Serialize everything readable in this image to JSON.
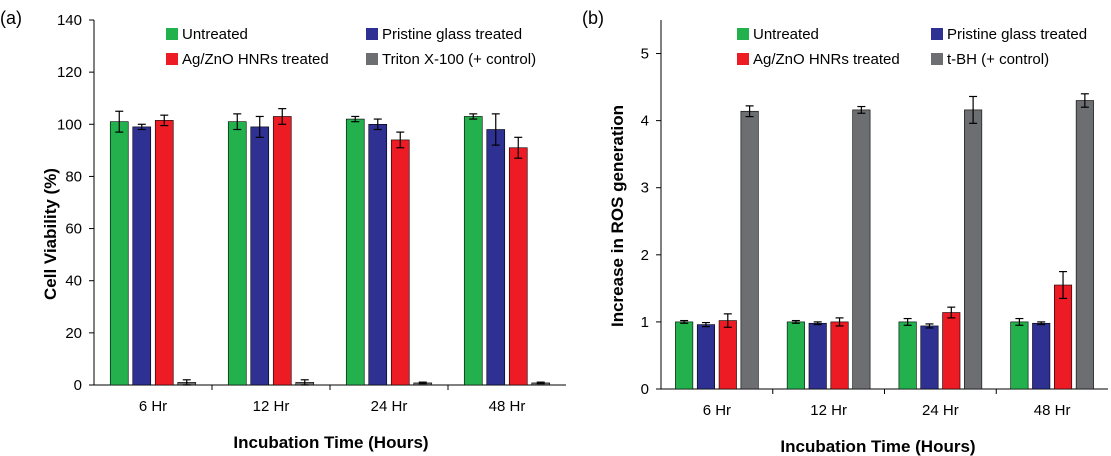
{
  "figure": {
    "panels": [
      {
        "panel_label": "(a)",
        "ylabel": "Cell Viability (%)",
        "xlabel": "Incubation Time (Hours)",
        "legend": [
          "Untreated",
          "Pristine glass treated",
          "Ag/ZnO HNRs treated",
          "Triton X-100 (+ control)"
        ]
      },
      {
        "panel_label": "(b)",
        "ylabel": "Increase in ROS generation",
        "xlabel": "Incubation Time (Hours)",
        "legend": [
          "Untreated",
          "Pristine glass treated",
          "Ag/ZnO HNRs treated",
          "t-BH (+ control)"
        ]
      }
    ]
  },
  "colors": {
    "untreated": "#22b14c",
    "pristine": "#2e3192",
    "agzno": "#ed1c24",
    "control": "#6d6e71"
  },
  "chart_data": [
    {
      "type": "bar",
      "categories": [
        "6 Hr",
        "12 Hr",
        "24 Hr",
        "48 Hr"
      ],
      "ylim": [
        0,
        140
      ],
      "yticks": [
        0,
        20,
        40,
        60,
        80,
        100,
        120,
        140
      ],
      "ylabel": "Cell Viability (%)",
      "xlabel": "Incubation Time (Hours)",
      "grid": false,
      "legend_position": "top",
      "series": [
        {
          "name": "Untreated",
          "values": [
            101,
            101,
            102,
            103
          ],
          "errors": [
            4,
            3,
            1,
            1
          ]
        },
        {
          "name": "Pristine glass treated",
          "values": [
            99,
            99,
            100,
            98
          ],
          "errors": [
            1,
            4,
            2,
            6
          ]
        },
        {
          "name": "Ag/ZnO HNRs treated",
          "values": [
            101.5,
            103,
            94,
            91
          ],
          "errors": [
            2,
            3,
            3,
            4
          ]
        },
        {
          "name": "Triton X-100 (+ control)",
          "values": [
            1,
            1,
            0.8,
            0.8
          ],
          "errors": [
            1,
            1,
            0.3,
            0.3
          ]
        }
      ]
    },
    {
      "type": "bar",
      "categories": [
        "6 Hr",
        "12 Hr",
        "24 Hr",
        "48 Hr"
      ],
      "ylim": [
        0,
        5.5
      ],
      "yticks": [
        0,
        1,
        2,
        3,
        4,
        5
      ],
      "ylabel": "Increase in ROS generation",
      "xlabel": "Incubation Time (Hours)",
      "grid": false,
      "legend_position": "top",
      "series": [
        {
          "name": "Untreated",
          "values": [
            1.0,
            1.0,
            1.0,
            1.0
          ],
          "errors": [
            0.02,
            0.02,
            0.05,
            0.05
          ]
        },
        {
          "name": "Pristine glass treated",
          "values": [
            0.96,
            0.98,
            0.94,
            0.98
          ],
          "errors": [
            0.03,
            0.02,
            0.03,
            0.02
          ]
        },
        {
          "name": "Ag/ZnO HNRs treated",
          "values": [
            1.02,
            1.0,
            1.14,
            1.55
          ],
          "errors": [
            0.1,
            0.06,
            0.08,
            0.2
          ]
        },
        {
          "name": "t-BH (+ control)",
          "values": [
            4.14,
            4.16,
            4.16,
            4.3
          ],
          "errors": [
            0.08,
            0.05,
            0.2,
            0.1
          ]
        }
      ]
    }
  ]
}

§ **REQUIREMENTS**
Within the entries above, work out how many lines contain the word "Increase". The number alone is the answer.

§ **EXERCISE ANSWER**
2